(Dataset records)
◆ ◆ ◆ ◆

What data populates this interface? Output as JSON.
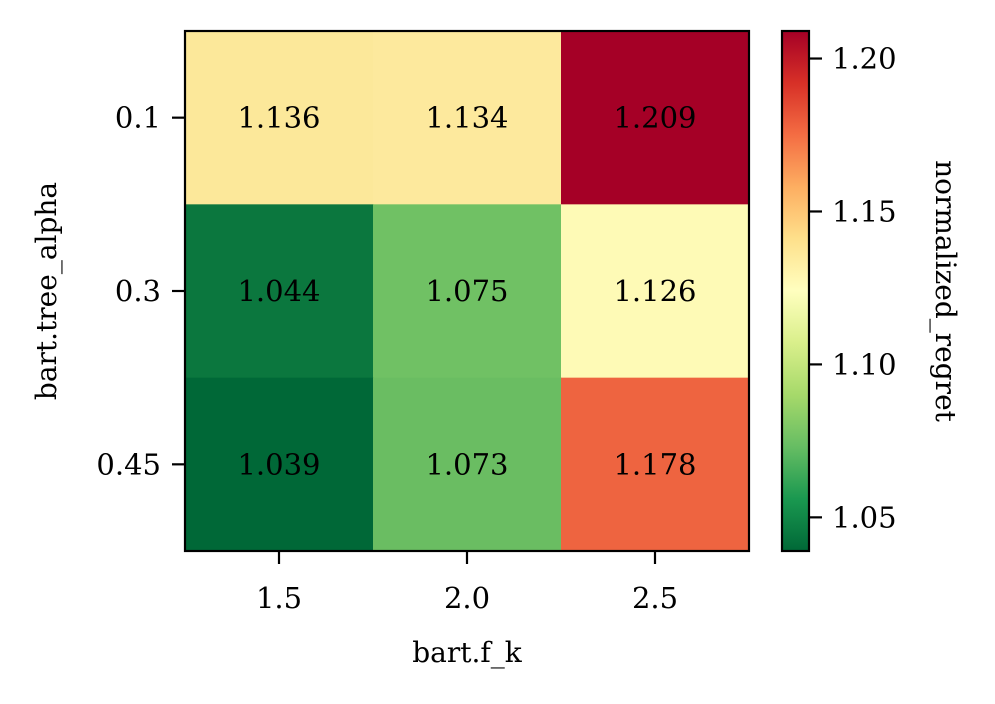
{
  "chart_data": {
    "type": "heatmap",
    "x_categories": [
      "1.5",
      "2.0",
      "2.5"
    ],
    "y_categories": [
      "0.1",
      "0.3",
      "0.45"
    ],
    "xlabel": "bart.f_k",
    "ylabel": "bart.tree_alpha",
    "colorbar_label": "normalized_regret",
    "values": [
      [
        1.136,
        1.134,
        1.209
      ],
      [
        1.044,
        1.075,
        1.126
      ],
      [
        1.039,
        1.073,
        1.178
      ]
    ],
    "value_labels": [
      [
        "1.136",
        "1.134",
        "1.209"
      ],
      [
        "1.044",
        "1.075",
        "1.126"
      ],
      [
        "1.039",
        "1.073",
        "1.178"
      ]
    ],
    "colormap": "RdYlGn_r",
    "colorbar_range": [
      1.039,
      1.209
    ],
    "colorbar_ticks": [
      1.05,
      1.1,
      1.15,
      1.2
    ],
    "colorbar_tick_labels": [
      "1.05",
      "1.10",
      "1.15",
      "1.20"
    ],
    "cell_colors": [
      [
        "#fce89a",
        "#fde99d",
        "#a50026"
      ],
      [
        "#0b773e",
        "#70c164",
        "#fefab6"
      ],
      [
        "#006837",
        "#6abd62",
        "#ee6440"
      ]
    ],
    "grid": false
  }
}
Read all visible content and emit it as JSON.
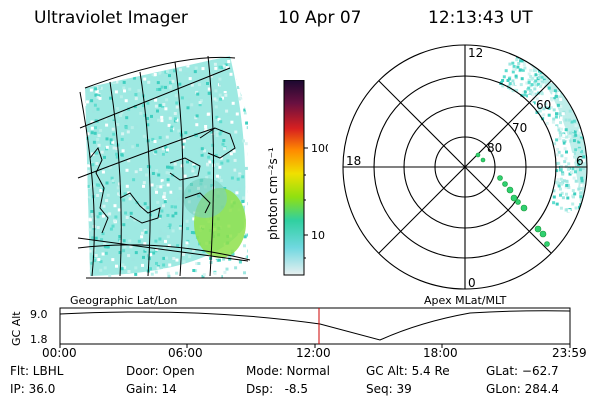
{
  "header": {
    "title": "Ultraviolet Imager",
    "date": "10 Apr 07",
    "time": "12:13:43 UT"
  },
  "colorbar": {
    "label": "photon cm⁻²s⁻¹",
    "ticks": [
      "100",
      "10"
    ]
  },
  "geo_panel": {
    "label": "Geographic Lat/Lon"
  },
  "polar_panel": {
    "label": "Apex MLat/MLT",
    "lat_labels": [
      "80",
      "70",
      "60"
    ],
    "mlt_labels": [
      "12",
      "18",
      "6",
      "0"
    ]
  },
  "altitude_plot": {
    "ylabel": "GC Alt",
    "yticks": [
      "9.0",
      "1.8"
    ],
    "xticks": [
      "00:00",
      "06:00",
      "12:00",
      "18:00",
      "23:59"
    ]
  },
  "status": {
    "filter": "Flt: LBHL",
    "ip": "IP: 36.0",
    "door": "Door: Open",
    "gain": "Gain: 14",
    "mode": "Mode: Normal",
    "dsp": "Dsp:   -8.5",
    "gcalt": "GC Alt: 5.4 Re",
    "seq": "Seq: 39",
    "glat": "GLat: −62.7",
    "glon": "GLon: 284.4"
  },
  "colors": {
    "aurora_cyan": "#40e0d0",
    "aurora_green": "#7cfc00",
    "current_time_marker": "#cc0000"
  }
}
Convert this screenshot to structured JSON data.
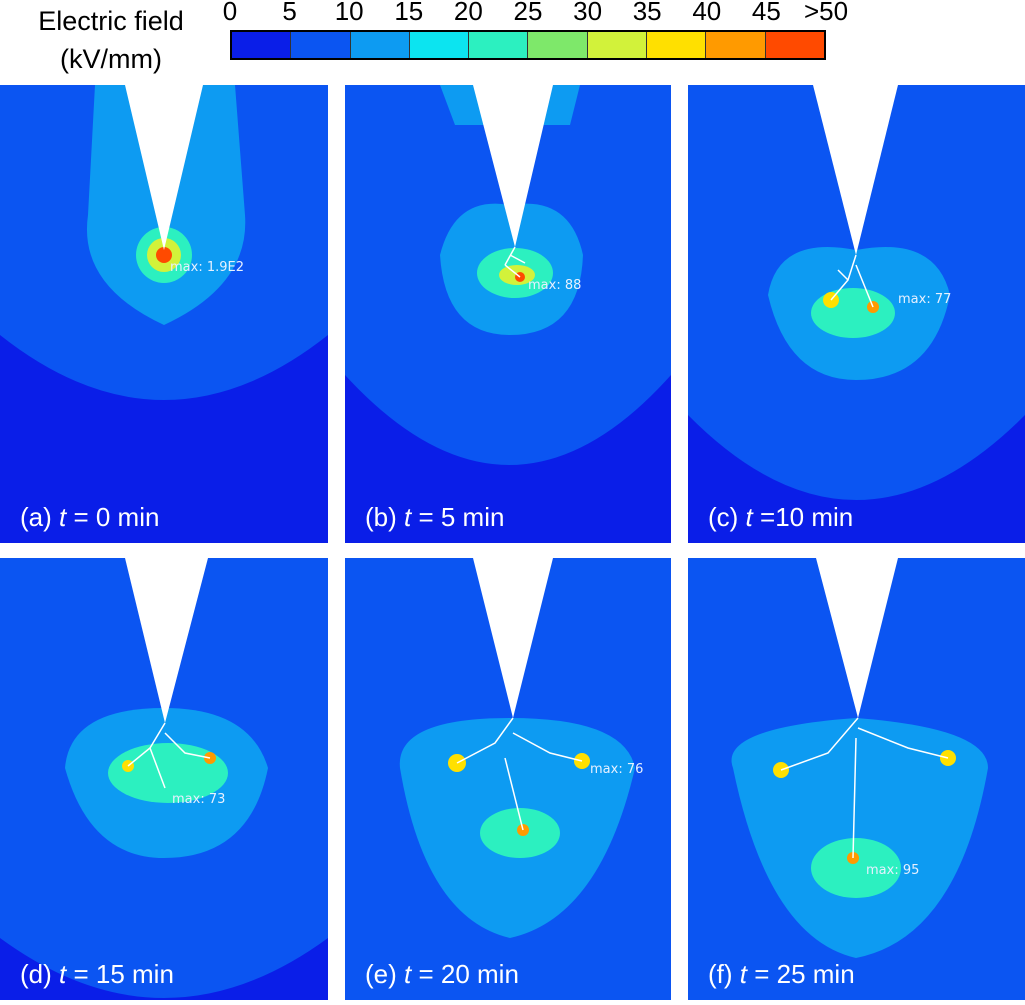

◆ ◆ ◆ ◆

— Given instruction —
From the data, list each line in which the string "JSON" appears.

— Exercise solution —
What data populates this interface? Output as JSON.
Read all visible content and emit it as JSON.
Convert this screenshot to structured JSON data.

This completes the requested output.